→ Work instruction
Please continue the news article on incremental health reform below, starting right after its final sentence.

:: Document text

Healthcare reform may be coming, but in little pieces
| WASHINGTON
Little by little, public pressure and politics are pushing Republicans and Democrats toward common ground on the divisive issue of health reform.
There's no immediate prospect of wholesale reform, which failed miserably in 1994 after President Clinton made it an early, major element of his first term. But there are signs that agreement is possible on a series of incremental measures that would fill gaps in the present system.
The outlines of agreement can be seen in the way some opponents reacted to proposals for healthcare spending in the federal budget Mr. Clinton sent to Congress this week. It bore the largest increase for healthcare since the 1960s.
While Mr. Clinton is certain to be denied much of what he wants, Republicans are showing interest in several areas, including a prescription-drug benefit for seniors, help for the 44 million uninsured, and managed-care reform.
"We're seeing some signs of convergence here, or at least we're seeing movement toward some common ground or areas where you could cut deals," says Norman Ornstein, who tracks the politics of health reform at the American Enterprise Institute here. If the election precludes action on the dealmaking this year, then expect it in the next few years, he and others say.
According to health-policy analysts, the "convergence" areas include:
*A prescription drug benefit. Mr. Clinton suggests a $160 billion program over 10 years available to all Medicare beneficiaries who want it. The premiums would cost participants $26 a month. Additionally, he would create a $35 billion "catastrophic" fund for patients with high drug bills they can't hope to pay.
Republicans like the idea of a benefit but want to target it to low-income seniors only, or to help seniors enroll in private programs that have medication benefits. "The president deserves credit for including ... prescription drugs on his canvas, but his picture needs revision," said Sen. Chuck Grassley, (R) of Iowa, chairman of the Senate Committee on Aging.
Obviously, the two sides don't agree on how to shape the benefit, but the forces pushing them toward compromise are formidable. Fifty-four percent of voters want the government to spend part of projected budget surpluses on a drug benefit for seniors, according to a Jan. 19 poll by the Kaiser Family Foundation and the Harvard School of Public Health.
Meanwhile, the drug industry, which last year launched a television offensive against the president's drug proposal, this year says it will work with him on a prescription benefit for seniors.
*Helping the uninsured. Over 44 million Americans don't have health insurance - up from nearly 40 million uninsured in 1994, when the White House tried to tackle that problem by suggesting a completely new insurance system.
In his 2001 budget, the president's taking a different tack, plugging holes here and there by expanding state-run child insurance programs and including parents as well; and providing tax credits that would help Americans buy into Medicare or buy private insurance from a previous employer.

::::
:: Information supplied

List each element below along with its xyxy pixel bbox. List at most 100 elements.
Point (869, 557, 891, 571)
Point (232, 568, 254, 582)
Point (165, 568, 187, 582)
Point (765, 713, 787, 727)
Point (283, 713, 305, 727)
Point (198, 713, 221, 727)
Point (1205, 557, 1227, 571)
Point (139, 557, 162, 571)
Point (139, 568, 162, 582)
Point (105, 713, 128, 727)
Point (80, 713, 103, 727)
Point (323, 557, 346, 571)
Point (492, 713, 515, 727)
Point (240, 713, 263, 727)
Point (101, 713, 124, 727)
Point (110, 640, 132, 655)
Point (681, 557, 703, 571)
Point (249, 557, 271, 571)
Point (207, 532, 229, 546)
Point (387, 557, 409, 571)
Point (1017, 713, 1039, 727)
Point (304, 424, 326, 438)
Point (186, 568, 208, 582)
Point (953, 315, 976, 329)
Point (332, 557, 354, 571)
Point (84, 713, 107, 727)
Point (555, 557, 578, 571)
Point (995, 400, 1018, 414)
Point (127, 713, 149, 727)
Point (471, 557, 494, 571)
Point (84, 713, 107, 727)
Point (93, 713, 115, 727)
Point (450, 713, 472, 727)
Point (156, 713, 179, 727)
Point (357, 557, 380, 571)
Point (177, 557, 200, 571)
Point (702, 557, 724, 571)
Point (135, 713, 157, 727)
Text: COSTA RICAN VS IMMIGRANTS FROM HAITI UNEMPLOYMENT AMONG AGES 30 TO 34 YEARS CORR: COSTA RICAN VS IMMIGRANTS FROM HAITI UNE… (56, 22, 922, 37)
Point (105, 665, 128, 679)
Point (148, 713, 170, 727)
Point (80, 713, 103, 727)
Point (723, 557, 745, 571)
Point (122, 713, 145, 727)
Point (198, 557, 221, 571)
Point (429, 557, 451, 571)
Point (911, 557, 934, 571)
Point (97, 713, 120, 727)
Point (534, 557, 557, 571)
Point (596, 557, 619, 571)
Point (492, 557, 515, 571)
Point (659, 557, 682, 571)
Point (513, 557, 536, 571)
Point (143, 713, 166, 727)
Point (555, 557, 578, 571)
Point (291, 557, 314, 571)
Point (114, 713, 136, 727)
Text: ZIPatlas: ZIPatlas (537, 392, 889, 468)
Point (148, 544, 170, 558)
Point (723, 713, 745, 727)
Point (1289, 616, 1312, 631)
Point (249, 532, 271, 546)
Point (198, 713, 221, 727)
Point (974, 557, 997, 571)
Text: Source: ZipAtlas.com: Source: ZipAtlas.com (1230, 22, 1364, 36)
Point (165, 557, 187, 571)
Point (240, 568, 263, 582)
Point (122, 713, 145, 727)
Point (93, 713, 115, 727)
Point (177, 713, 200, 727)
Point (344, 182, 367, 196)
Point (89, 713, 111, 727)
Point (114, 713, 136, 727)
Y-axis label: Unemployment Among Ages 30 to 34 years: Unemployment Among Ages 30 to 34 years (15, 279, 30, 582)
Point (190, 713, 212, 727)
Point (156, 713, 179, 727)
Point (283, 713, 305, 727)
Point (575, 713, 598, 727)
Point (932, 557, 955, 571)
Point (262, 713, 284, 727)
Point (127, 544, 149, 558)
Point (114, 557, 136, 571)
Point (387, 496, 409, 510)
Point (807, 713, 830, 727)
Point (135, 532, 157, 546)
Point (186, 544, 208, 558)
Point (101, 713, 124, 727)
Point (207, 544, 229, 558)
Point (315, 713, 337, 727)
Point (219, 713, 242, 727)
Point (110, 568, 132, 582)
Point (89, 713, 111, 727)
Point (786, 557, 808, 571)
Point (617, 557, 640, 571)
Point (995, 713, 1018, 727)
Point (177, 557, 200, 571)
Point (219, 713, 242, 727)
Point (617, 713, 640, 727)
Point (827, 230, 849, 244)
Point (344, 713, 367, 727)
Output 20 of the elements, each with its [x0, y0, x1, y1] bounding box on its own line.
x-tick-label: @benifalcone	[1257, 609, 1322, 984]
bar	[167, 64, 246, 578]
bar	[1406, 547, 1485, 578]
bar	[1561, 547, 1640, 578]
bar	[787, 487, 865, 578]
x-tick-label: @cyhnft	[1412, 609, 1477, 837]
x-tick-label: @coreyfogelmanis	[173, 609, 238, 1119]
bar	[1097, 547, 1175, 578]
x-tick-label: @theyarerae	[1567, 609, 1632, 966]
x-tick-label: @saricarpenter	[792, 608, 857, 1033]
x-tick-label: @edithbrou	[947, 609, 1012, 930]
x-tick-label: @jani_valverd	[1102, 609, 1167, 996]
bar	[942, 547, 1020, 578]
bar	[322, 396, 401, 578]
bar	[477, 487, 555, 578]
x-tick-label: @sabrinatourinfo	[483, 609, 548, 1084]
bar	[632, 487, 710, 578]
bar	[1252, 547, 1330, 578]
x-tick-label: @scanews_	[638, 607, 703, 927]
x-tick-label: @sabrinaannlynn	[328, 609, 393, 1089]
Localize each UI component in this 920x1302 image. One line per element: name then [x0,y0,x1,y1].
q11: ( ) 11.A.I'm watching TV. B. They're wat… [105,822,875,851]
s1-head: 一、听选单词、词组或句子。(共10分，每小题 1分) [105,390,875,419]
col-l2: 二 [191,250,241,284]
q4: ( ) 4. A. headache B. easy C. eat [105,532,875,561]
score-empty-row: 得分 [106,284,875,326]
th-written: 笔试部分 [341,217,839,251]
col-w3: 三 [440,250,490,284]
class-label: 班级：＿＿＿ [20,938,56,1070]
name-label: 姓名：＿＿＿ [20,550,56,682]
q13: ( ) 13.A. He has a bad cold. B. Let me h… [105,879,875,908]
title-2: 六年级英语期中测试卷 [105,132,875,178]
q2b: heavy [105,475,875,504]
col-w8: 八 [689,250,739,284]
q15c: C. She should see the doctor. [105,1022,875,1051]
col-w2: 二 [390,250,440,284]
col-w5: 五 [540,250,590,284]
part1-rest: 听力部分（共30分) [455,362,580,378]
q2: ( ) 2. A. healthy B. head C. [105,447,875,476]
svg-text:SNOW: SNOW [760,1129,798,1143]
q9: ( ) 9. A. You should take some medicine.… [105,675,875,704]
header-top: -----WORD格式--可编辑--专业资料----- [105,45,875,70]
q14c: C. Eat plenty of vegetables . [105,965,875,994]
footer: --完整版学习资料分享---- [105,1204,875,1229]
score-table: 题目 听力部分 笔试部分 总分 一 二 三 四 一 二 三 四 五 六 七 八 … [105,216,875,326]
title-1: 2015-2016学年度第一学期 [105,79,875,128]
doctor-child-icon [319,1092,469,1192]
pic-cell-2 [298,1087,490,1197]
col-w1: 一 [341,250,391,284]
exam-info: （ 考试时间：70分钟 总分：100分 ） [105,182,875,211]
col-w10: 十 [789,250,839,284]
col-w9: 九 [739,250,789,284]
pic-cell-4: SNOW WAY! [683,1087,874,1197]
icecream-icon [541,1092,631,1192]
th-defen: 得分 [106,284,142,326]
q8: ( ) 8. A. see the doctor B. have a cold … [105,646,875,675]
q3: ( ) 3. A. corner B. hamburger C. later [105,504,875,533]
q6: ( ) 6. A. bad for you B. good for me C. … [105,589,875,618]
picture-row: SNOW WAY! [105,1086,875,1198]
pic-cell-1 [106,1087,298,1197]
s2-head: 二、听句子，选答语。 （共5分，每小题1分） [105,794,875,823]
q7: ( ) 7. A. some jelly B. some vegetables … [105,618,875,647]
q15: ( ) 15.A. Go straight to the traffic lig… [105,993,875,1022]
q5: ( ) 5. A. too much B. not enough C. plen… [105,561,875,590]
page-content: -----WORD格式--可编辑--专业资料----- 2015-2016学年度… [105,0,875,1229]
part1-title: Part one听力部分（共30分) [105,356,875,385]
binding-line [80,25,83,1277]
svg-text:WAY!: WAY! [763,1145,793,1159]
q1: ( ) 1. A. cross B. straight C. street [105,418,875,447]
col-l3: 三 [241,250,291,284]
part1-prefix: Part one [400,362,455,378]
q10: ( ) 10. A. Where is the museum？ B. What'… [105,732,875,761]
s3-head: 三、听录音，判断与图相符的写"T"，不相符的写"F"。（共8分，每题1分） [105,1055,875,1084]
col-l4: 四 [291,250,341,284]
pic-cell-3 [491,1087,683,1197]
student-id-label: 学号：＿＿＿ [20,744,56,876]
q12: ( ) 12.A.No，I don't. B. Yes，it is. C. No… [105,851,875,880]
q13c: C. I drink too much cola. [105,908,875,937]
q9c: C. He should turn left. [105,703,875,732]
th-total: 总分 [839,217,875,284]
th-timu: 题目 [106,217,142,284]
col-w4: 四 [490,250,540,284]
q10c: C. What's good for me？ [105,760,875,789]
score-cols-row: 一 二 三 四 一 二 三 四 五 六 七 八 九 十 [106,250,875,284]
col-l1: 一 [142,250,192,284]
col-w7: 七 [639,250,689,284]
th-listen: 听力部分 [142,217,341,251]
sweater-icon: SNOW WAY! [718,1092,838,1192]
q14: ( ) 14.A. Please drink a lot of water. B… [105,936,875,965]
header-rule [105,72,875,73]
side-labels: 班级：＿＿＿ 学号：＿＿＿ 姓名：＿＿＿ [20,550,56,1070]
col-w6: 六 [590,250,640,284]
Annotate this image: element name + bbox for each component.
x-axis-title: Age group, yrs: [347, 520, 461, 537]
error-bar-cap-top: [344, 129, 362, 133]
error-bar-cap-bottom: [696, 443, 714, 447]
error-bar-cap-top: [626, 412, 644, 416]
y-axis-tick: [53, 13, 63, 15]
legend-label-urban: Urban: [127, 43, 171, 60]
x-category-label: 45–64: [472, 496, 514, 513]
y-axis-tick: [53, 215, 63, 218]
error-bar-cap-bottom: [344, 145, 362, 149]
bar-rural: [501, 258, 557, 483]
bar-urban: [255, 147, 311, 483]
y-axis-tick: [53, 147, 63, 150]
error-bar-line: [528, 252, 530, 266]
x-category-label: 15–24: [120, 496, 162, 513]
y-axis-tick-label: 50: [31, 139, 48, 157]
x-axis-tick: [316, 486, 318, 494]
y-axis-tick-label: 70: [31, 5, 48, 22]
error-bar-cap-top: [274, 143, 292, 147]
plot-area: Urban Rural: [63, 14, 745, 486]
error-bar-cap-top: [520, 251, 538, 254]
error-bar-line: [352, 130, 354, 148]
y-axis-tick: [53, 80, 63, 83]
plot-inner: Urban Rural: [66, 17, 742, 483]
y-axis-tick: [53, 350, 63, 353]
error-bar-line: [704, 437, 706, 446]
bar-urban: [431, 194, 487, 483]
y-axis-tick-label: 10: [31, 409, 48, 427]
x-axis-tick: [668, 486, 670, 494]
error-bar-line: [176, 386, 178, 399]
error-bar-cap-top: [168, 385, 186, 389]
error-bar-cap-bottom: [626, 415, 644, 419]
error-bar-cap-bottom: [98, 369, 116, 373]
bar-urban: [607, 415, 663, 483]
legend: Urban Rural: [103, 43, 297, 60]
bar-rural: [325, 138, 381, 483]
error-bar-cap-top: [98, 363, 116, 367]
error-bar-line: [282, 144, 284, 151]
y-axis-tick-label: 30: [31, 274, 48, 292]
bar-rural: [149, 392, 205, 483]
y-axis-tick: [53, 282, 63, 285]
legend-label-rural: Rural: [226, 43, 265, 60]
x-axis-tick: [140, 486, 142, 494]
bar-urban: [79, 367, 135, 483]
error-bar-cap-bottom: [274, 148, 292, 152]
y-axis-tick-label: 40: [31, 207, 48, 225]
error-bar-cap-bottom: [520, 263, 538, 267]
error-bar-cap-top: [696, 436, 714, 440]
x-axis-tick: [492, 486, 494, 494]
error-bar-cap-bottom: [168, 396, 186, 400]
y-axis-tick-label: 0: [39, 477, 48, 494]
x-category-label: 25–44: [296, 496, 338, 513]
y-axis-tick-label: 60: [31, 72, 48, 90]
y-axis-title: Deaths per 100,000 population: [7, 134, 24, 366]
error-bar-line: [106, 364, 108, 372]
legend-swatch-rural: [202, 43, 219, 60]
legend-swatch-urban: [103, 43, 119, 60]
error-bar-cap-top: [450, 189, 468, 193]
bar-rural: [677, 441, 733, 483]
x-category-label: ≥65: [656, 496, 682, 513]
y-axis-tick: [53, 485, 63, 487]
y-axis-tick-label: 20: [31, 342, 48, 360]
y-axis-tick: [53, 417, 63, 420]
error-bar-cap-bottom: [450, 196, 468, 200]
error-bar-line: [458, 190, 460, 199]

::::

→ Response area
The 10-year cost for all these measures is projected at $110 billion.
Using tax credits to help the uninsured buy coverage enjoys bipartisan support in Congress - and to varying degrees among presidential candidates. The tax credit idea is so popular the president wants to extend it to long-term care, and proposes a $3,000 credit for people with long-term needs or their caregivers. That is another idea Republicans could probably back.
The beauty of tax credits, say supporters, is that they don't throw out an insurance system that many Americans are satisfied with - it just makes that system available to those without, and gives them choice, as well. Even the Health Insurance Association of America, which helped defeat Clinton's 1994 plan with the TV-ad duo Harry and Louise, has resurrected the pair to bemoan the plight of the uninsured.
*Managed-care reform. Last year, a "patients' bill of rights" for people enrolled in health-maintenance organizations (HMOs) seemed defunct. But House majority leader Dick Armey (R) of Texas said last month he would push it to the top of the GOP agenda, promising that a bill would land on Clinton's desk by spring.
Among various "rights" would be the right to emergency care and the right to choose a specialist. But the provision holding things up is a patient's right to sue an HMO, which the president insists on.
Mr. Ornstein believes compromise will come in this and other areas because Republicans don't want to be viewed as anti-healthcare, or uncaring - an image Democrats have successfully broadcast.
"Republicans, who are not really anxious to get out there and have more federal programs or dollars, just don't want to be viewed as for HMOs against patients, against seniors and for pharmaceutical companies," Ornstein says.
With all this incremental change on the horizon, the one area most analysts say needs fundamental reform - Medicare - won't be addressed any time soon.